— start of RECORDS —

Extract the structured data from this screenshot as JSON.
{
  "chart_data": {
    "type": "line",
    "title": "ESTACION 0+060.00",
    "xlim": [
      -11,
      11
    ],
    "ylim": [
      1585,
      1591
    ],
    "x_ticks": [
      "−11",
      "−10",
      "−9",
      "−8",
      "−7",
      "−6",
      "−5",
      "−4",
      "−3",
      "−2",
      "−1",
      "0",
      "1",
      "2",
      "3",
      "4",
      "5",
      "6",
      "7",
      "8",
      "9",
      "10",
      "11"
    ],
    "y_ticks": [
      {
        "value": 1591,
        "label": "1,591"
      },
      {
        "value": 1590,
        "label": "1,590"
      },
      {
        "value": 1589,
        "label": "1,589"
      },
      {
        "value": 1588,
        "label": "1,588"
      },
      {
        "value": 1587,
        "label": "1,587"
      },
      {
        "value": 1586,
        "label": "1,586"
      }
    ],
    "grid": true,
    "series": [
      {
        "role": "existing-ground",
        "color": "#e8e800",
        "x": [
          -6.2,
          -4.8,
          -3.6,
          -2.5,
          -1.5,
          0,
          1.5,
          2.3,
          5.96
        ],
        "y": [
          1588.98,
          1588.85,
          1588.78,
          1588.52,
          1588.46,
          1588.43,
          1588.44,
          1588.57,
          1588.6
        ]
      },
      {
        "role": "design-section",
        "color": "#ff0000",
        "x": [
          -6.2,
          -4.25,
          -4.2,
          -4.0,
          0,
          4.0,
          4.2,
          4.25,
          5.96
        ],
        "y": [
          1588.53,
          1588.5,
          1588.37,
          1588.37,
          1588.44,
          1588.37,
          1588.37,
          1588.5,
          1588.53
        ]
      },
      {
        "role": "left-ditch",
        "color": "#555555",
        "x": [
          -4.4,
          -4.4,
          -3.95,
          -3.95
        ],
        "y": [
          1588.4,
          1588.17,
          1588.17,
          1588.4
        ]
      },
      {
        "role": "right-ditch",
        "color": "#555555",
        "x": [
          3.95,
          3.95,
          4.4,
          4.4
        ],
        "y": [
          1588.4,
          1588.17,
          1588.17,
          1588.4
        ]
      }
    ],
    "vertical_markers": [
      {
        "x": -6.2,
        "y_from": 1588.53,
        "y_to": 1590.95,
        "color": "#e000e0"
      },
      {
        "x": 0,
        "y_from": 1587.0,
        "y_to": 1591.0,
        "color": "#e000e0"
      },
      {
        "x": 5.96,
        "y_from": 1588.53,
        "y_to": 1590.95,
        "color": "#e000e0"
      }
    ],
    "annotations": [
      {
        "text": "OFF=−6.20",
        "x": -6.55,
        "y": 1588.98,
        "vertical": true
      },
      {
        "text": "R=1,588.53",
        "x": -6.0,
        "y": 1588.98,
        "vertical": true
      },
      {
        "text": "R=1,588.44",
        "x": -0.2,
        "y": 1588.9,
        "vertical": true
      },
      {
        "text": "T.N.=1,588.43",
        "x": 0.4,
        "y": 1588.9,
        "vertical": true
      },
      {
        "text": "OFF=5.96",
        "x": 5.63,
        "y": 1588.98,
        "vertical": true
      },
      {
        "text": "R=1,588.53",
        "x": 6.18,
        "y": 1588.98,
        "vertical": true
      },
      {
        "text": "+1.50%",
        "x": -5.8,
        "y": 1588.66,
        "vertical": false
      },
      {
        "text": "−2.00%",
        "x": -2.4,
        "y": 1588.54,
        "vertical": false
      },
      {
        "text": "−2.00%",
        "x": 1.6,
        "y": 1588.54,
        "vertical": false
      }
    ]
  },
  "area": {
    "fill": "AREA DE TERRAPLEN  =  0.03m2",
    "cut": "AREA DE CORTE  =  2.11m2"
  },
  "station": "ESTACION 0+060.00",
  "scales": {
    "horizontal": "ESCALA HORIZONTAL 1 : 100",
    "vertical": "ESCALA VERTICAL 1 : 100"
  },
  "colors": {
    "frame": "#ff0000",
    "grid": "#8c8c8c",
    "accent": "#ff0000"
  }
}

— end of RECORDS —

__WHAT YOU WILL DO__
Take each line containing the string "text" and copy it out.

__TASK OUTPUT__
        "text": "OFF=−6.20",
        "text": "R=1,588.53",
        "text": "R=1,588.44",
        "text": "T.N.=1,588.43",
        "text": "OFF=5.96",
        "text": "R=1,588.53",
        "text": "+1.50%",
        "text": "−2.00%",
        "text": "−2.00%",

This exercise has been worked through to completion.